____ Extracted information
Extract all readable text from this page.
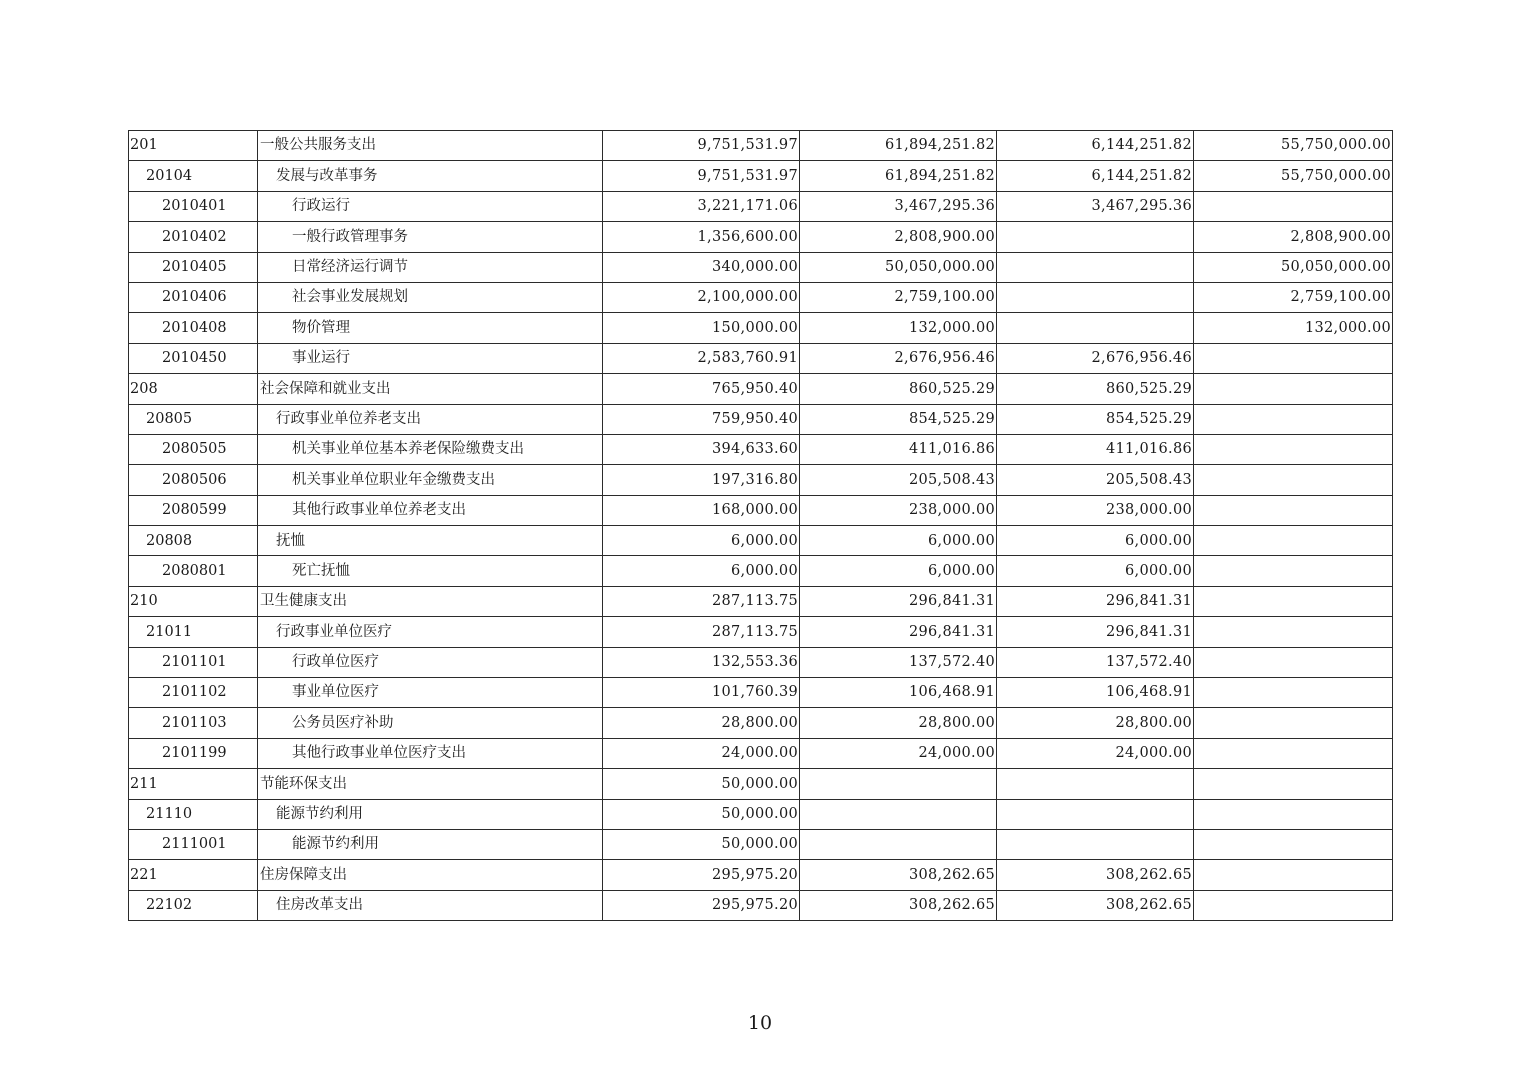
201	一般公共服务支出	9,751,531.97	61,894,251.82	6,144,251.82	55,750,000.00
20104	发展与改革事务	9,751,531.97	61,894,251.82	6,144,251.82	55,750,000.00
2010401	行政运行	3,221,171.06	3,467,295.36	3,467,295.36	
2010402	一般行政管理事务	1,356,600.00	2,808,900.00		2,808,900.00
2010405	日常经济运行调节	340,000.00	50,050,000.00		50,050,000.00
2010406	社会事业发展规划	2,100,000.00	2,759,100.00		2,759,100.00
2010408	物价管理	150,000.00	132,000.00		132,000.00
2010450	事业运行	2,583,760.91	2,676,956.46	2,676,956.46	
208	社会保障和就业支出	765,950.40	860,525.29	860,525.29	
20805	行政事业单位养老支出	759,950.40	854,525.29	854,525.29	
2080505	机关事业单位基本养老保险缴费支出	394,633.60	411,016.86	411,016.86	
2080506	机关事业单位职业年金缴费支出	197,316.80	205,508.43	205,508.43	
2080599	其他行政事业单位养老支出	168,000.00	238,000.00	238,000.00	
20808	抚恤	6,000.00	6,000.00	6,000.00	
2080801	死亡抚恤	6,000.00	6,000.00	6,000.00	
210	卫生健康支出	287,113.75	296,841.31	296,841.31	
21011	行政事业单位医疗	287,113.75	296,841.31	296,841.31	
2101101	行政单位医疗	132,553.36	137,572.40	137,572.40	
2101102	事业单位医疗	101,760.39	106,468.91	106,468.91	
2101103	公务员医疗补助	28,800.00	28,800.00	28,800.00	
2101199	其他行政事业单位医疗支出	24,000.00	24,000.00	24,000.00	
211	节能环保支出	50,000.00			
21110	能源节约利用	50,000.00			
2111001	能源节约利用	50,000.00			
221	住房保障支出	295,975.20	308,262.65	308,262.65	
22102	住房改革支出	295,975.20	308,262.65	308,262.65	
10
________
Exercise aim -
For each line above that contains the word "能源节约利用", copy that line.

Solution -
21110	能源节约利用	50,000.00			
2111001	能源节约利用	50,000.00			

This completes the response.